--- start RECORDS FOR THE EXERCISE ---

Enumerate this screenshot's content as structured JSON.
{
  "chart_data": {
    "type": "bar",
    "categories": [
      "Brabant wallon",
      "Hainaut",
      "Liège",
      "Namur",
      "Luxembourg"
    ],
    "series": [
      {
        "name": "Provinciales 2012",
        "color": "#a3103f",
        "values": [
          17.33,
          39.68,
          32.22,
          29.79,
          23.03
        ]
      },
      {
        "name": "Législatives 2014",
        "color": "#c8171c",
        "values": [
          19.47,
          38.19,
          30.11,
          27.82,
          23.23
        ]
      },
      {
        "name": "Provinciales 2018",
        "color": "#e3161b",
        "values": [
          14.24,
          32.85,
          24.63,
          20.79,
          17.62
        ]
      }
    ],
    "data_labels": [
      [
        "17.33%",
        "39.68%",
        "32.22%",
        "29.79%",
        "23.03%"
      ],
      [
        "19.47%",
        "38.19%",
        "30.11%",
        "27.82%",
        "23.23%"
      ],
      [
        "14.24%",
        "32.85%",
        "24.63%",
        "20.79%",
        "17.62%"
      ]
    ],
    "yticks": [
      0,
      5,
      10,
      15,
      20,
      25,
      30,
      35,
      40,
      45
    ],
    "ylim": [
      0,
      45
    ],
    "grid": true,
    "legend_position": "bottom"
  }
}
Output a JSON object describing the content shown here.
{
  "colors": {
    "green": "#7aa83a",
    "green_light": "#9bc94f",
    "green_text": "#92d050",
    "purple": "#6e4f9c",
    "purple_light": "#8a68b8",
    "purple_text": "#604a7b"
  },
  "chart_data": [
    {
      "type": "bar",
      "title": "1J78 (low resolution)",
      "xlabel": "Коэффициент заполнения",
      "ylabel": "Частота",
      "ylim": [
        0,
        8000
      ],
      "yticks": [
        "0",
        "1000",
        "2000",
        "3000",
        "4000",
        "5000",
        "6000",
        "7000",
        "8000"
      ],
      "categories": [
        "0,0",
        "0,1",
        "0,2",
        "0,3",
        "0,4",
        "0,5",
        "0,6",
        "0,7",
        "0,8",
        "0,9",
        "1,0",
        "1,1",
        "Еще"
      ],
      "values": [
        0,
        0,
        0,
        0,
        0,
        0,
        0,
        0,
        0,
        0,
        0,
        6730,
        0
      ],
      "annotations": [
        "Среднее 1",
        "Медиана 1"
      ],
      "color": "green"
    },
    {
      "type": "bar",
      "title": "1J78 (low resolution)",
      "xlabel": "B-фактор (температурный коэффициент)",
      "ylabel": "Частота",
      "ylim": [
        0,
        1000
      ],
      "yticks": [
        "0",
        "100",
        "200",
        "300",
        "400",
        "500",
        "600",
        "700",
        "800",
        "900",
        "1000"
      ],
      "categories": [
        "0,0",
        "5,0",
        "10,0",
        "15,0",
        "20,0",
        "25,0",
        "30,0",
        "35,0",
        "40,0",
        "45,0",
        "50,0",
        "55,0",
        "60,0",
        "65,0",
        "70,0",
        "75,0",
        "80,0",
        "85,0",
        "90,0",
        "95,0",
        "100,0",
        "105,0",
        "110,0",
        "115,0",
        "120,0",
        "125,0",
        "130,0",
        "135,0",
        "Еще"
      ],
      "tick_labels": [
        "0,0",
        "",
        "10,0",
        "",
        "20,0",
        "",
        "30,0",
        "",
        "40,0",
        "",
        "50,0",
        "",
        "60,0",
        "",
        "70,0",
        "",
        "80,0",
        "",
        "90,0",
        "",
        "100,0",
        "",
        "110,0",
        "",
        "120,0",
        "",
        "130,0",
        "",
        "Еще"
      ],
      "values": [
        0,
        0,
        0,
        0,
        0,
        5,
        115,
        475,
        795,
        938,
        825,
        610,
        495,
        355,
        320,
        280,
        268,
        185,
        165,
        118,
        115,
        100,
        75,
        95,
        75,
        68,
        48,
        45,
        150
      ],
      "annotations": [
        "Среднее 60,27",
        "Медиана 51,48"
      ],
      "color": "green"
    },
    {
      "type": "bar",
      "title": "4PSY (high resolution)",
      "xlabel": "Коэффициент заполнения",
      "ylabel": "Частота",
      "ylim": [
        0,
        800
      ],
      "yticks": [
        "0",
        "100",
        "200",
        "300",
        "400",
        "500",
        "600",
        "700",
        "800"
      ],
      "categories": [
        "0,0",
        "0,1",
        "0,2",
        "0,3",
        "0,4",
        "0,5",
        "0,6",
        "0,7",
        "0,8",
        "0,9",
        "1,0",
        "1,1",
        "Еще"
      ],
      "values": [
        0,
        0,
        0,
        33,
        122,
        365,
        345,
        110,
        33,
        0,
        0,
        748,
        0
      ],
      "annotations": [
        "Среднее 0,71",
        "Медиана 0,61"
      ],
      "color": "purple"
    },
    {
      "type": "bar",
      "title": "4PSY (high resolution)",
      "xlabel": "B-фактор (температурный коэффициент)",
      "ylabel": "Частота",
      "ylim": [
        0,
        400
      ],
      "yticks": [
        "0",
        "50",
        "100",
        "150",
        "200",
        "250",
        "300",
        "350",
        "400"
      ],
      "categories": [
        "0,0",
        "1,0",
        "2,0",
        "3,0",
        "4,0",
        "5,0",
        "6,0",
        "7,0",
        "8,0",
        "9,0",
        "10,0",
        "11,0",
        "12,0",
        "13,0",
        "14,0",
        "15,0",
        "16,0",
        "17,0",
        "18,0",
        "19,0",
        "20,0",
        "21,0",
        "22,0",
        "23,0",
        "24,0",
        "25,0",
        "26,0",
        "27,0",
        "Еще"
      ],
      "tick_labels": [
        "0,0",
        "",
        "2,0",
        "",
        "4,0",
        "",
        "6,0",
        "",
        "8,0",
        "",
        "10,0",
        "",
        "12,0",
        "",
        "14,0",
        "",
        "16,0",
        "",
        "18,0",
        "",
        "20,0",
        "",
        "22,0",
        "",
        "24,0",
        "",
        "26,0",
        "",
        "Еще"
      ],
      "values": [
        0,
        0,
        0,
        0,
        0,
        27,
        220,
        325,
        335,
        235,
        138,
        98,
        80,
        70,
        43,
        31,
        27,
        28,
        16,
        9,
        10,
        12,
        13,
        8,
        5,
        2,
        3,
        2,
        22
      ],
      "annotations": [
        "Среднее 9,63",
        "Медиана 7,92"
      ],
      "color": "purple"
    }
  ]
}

--- end RECORDS FOR THE EXERCISE ---

WHAT TO PRODUCE
Find each line in the records holding the string "Среднее" and show it.

OUTPUT
        "Среднее 1",
        "Среднее 60,27",
        "Среднее 0,71",
        "Среднее 9,63",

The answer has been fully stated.